(PROBLEM STATEMENT)
Write out every entry precisely as given, leaving the pictures out.
== RECORDS FOR THIS EXERCISE
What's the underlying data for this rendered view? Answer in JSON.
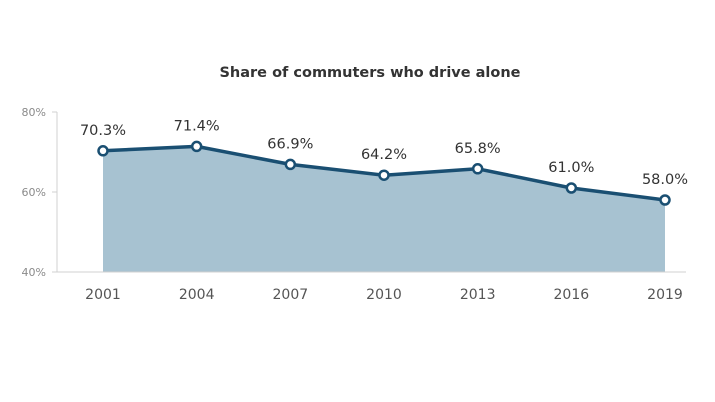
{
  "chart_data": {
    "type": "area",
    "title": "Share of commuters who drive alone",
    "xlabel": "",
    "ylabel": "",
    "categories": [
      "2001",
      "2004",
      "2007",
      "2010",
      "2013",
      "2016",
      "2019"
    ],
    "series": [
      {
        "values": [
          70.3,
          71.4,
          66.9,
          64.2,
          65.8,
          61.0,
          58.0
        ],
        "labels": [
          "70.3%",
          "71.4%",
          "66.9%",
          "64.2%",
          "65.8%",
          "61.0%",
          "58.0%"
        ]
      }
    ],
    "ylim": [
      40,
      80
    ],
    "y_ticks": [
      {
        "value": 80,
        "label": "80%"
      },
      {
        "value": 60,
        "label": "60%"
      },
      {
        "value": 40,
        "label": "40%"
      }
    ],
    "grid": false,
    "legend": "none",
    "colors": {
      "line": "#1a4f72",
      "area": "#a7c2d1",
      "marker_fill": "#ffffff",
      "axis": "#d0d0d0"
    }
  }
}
====
(SOLUTION)
What's the underlying data for this rendered view? Answer in JSON.
{
  "chart_data": {
    "type": "area",
    "title": "Share of commuters who drive alone",
    "xlabel": "",
    "ylabel": "",
    "categories": [
      "2001",
      "2004",
      "2007",
      "2010",
      "2013",
      "2016",
      "2019"
    ],
    "series": [
      {
        "values": [
          70.3,
          71.4,
          66.9,
          64.2,
          65.8,
          61.0,
          58.0
        ],
        "labels": [
          "70.3%",
          "71.4%",
          "66.9%",
          "64.2%",
          "65.8%",
          "61.0%",
          "58.0%"
        ]
      }
    ],
    "ylim": [
      40,
      80
    ],
    "y_ticks": [
      {
        "value": 80,
        "label": "80%"
      },
      {
        "value": 60,
        "label": "60%"
      },
      {
        "value": 40,
        "label": "40%"
      }
    ],
    "grid": false,
    "legend": "none",
    "colors": {
      "line": "#1a4f72",
      "area": "#a7c2d1",
      "marker_fill": "#ffffff",
      "axis": "#d0d0d0"
    }
  }
}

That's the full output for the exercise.